Using the material below, copy every line where "image" appears.

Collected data
* BEGIN *
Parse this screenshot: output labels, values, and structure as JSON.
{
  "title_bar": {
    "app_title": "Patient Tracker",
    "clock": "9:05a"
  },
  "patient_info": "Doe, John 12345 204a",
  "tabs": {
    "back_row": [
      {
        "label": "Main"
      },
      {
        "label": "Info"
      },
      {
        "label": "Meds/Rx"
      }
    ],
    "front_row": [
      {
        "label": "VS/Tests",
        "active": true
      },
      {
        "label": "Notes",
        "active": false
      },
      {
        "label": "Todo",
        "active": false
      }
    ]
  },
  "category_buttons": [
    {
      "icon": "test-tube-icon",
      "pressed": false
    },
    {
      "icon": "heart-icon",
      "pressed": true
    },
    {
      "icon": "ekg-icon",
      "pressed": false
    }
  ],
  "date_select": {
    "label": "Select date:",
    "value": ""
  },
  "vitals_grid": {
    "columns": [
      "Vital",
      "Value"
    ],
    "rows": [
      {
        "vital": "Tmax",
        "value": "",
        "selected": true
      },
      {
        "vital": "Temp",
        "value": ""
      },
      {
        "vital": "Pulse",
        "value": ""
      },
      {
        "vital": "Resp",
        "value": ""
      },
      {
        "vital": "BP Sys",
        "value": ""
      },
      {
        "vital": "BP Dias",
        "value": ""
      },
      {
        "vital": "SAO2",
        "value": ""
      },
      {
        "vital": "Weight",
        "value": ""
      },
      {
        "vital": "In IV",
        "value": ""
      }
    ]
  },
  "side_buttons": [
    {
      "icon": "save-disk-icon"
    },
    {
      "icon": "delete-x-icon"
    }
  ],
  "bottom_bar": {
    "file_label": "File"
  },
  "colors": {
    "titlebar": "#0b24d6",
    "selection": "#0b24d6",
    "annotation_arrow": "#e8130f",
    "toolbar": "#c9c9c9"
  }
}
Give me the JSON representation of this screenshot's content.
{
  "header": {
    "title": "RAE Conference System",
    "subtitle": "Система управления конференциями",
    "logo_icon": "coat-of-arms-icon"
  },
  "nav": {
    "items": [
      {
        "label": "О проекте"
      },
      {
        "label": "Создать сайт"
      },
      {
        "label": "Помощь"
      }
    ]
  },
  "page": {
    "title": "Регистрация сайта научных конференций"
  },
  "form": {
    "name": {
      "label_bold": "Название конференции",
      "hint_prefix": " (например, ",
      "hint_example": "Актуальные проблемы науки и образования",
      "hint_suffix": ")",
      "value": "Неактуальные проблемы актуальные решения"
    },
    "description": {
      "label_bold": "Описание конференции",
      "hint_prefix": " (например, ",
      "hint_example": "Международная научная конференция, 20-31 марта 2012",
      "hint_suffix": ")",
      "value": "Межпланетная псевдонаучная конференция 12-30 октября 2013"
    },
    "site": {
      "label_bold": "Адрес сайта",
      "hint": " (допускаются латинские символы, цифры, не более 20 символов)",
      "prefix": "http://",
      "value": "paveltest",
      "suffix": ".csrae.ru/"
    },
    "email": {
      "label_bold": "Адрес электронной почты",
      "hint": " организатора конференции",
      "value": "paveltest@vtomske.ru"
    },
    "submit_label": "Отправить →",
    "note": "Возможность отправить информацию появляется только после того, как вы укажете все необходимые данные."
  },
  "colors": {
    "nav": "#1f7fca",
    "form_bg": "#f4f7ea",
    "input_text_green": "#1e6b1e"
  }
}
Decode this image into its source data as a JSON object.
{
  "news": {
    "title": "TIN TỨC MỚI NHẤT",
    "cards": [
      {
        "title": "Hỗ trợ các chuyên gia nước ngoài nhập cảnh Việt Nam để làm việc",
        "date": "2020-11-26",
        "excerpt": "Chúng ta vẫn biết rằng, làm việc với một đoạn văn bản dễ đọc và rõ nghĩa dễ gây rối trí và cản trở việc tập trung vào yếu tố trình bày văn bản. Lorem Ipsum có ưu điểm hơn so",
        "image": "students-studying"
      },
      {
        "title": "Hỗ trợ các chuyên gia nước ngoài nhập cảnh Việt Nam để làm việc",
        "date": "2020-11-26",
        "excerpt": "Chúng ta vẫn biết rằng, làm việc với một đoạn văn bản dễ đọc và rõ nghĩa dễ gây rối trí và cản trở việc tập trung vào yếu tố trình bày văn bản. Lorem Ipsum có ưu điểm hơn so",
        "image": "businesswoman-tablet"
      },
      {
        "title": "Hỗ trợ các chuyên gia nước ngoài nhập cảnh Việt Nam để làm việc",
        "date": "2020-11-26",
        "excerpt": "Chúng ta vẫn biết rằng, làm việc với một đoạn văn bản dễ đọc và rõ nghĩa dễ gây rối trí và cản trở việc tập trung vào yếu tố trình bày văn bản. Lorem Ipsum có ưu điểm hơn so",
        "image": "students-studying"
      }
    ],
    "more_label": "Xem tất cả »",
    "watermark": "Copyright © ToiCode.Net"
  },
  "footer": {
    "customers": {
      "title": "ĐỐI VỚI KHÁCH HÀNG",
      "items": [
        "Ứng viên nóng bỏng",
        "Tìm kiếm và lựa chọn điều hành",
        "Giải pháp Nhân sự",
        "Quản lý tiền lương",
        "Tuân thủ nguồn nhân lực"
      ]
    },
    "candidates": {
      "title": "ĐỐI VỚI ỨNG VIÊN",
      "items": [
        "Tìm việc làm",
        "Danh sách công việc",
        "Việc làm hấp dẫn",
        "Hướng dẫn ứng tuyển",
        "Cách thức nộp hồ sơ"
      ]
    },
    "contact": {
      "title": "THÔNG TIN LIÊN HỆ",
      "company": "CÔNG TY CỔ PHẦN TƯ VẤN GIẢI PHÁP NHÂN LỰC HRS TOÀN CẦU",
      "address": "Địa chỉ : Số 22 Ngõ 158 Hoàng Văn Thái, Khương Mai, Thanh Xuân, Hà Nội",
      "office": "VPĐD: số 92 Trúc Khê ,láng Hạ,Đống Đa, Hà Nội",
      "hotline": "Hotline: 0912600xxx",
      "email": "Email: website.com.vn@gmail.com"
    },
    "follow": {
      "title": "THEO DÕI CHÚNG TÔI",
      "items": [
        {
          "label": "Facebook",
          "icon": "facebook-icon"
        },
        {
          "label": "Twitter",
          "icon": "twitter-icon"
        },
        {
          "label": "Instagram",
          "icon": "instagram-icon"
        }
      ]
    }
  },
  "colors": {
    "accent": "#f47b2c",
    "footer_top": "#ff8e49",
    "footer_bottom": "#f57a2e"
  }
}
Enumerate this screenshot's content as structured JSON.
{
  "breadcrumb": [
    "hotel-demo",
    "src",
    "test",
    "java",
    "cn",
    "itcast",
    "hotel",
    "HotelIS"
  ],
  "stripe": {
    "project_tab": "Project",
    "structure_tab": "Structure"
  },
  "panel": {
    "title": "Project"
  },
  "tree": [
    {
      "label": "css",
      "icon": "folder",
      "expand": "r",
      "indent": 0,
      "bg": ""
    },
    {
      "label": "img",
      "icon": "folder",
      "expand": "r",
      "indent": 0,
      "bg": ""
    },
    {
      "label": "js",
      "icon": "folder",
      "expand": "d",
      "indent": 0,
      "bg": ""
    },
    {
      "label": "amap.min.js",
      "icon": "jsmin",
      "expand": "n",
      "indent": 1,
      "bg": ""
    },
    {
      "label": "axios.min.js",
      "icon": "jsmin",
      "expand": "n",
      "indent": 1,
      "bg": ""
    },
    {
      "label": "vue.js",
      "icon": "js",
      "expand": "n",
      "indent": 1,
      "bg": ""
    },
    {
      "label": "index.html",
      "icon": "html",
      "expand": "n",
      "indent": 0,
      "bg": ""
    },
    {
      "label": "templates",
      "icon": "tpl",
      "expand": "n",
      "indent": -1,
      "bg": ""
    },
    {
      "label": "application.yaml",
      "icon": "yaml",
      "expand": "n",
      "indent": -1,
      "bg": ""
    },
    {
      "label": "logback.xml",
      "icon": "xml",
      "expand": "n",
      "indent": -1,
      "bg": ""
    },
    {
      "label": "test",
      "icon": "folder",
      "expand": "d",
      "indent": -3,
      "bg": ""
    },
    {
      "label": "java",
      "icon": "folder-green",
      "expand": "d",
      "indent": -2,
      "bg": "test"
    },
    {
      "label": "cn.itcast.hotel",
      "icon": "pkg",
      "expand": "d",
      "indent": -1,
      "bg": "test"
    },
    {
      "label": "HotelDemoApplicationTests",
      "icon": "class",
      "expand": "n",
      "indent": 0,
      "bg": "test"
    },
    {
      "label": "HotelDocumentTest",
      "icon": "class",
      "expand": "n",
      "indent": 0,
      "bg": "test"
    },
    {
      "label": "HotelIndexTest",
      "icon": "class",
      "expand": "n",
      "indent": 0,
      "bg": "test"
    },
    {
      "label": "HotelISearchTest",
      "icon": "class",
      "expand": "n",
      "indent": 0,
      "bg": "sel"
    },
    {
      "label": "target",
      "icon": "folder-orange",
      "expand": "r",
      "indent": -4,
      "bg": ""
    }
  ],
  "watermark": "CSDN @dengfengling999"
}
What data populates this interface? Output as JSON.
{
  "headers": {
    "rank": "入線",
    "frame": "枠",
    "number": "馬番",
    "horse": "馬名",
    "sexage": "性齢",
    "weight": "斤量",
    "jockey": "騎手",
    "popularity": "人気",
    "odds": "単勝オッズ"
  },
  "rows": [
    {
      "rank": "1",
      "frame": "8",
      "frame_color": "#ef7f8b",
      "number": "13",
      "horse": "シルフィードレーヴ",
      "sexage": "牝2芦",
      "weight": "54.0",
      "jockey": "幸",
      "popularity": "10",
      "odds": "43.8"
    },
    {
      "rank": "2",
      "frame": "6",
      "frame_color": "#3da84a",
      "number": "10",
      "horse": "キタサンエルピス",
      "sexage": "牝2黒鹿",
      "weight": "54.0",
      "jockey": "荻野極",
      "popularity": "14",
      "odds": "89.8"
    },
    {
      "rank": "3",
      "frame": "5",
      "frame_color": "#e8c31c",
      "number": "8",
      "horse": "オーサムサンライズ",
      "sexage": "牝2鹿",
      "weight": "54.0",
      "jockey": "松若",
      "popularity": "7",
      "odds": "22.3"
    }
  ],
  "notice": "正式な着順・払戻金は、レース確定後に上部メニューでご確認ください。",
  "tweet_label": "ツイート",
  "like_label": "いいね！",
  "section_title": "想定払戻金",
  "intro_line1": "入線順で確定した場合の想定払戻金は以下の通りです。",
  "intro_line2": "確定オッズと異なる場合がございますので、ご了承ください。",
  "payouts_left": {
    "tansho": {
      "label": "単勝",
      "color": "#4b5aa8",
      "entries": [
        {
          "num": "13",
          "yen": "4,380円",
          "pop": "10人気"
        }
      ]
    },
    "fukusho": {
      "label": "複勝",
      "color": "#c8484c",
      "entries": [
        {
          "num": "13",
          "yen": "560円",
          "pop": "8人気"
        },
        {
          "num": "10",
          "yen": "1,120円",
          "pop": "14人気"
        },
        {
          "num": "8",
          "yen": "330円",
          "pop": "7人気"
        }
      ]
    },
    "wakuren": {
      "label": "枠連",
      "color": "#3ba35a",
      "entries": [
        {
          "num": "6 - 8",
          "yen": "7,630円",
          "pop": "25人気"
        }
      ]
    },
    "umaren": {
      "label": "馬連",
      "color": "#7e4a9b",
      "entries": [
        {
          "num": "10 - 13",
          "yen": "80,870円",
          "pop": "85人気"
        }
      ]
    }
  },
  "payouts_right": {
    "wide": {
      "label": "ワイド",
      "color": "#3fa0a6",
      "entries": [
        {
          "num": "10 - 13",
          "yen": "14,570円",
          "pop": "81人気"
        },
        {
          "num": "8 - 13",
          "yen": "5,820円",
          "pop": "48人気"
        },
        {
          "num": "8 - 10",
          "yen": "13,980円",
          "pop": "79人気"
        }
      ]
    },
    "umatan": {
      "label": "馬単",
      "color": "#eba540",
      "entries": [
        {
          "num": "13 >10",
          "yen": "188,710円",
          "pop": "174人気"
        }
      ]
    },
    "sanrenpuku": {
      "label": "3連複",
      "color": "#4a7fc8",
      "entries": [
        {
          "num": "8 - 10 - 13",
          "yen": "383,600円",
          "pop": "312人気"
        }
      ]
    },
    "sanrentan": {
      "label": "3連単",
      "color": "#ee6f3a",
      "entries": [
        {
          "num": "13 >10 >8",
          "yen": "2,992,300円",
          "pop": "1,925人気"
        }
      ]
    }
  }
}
* END *
**Task result**
Decode this image into its source data as a JSON object.
        "image": "students-studying"
        "image": "businesswoman-tablet"
        "image": "students-studying"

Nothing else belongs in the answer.